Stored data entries
==================================================

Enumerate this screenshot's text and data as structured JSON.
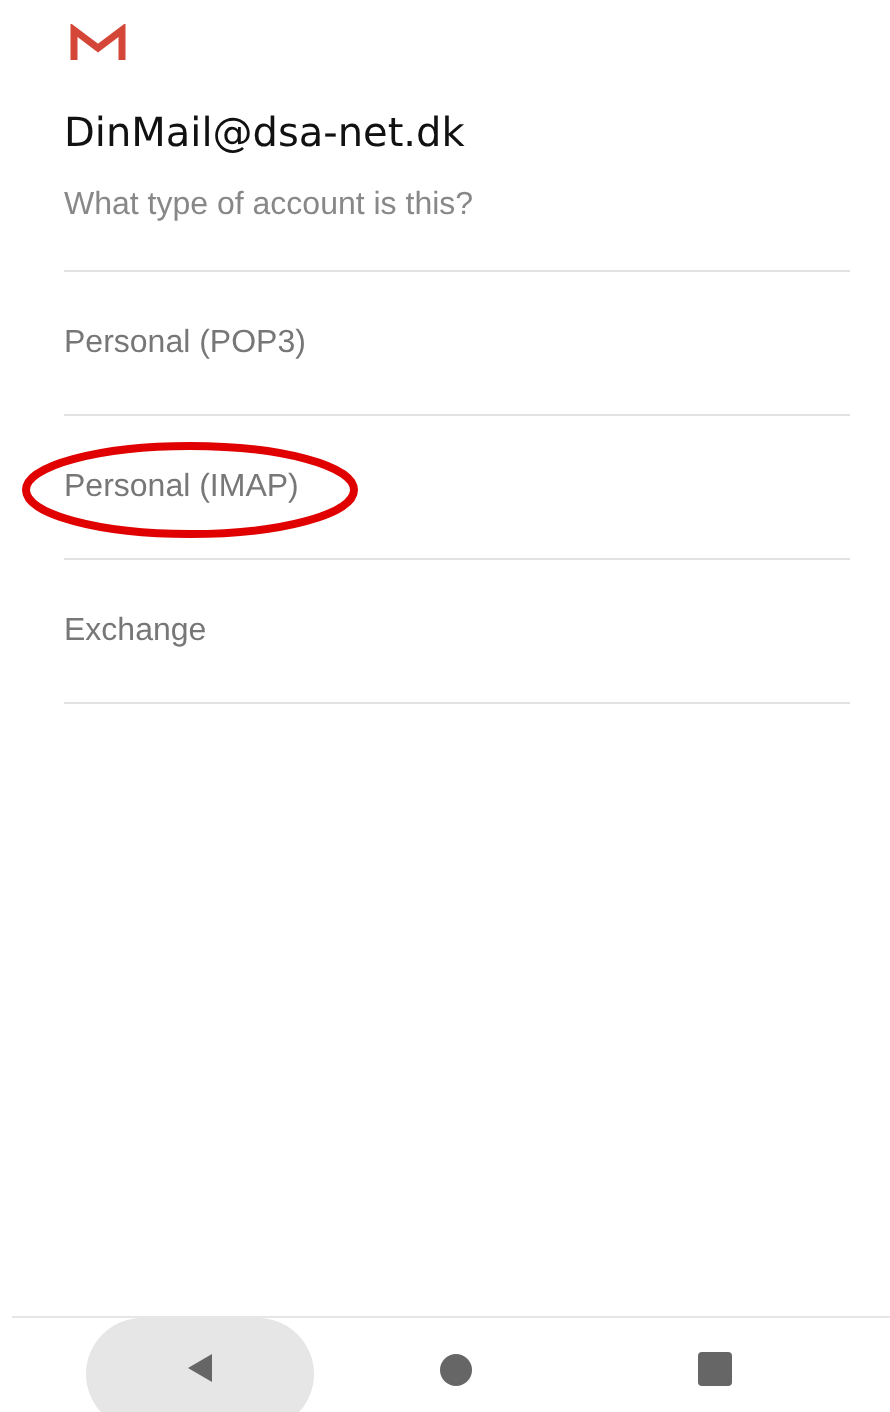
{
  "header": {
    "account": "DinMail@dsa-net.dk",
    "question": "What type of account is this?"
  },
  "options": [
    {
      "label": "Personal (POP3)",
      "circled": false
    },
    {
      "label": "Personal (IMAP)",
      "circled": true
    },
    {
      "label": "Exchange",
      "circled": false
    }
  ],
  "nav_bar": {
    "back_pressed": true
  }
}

==================================================

• [DIRECTIONS FOR THIS TASK]:
Pictures excluded, quote all the data above exactly.

• [WRITTEN ANSWER]:
Enumerate this screenshot's text and data as structured JSON.
{
  "header": {
    "account": "DinMail@dsa-net.dk",
    "question": "What type of account is this?"
  },
  "options": [
    {
      "label": "Personal (POP3)",
      "circled": false
    },
    {
      "label": "Personal (IMAP)",
      "circled": true
    },
    {
      "label": "Exchange",
      "circled": false
    }
  ],
  "nav_bar": {
    "back_pressed": true
  }
}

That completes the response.